## Start PROVIDED DATA
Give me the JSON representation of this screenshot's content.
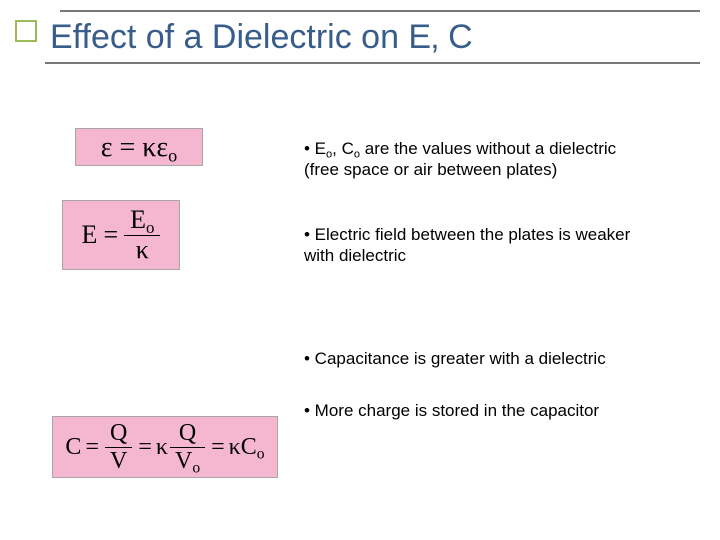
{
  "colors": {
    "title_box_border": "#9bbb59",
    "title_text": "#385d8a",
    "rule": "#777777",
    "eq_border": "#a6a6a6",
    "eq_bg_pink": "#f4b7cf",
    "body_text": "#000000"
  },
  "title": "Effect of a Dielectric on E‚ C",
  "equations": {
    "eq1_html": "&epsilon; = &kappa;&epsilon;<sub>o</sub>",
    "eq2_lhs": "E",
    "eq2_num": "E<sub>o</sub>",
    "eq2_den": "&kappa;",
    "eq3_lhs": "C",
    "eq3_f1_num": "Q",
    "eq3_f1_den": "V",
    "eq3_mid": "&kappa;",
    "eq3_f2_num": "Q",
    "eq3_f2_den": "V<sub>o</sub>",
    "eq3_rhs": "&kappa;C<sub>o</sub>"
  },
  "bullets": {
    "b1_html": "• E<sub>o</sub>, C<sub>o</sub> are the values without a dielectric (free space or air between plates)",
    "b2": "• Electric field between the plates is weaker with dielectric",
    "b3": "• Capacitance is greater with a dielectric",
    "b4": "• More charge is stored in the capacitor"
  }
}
## End PROVIDED DATA
■ STATED PROBLEM ■
Wherever the string "between" appears in the entries above, list that line.

■ FULL SOLUTION ■
    "b1_html": "• E<sub>o</sub>, C<sub>o</sub> are the values without a dielectric (free space or air between plates)",
    "b2": "• Electric field between the plates is weaker with dielectric",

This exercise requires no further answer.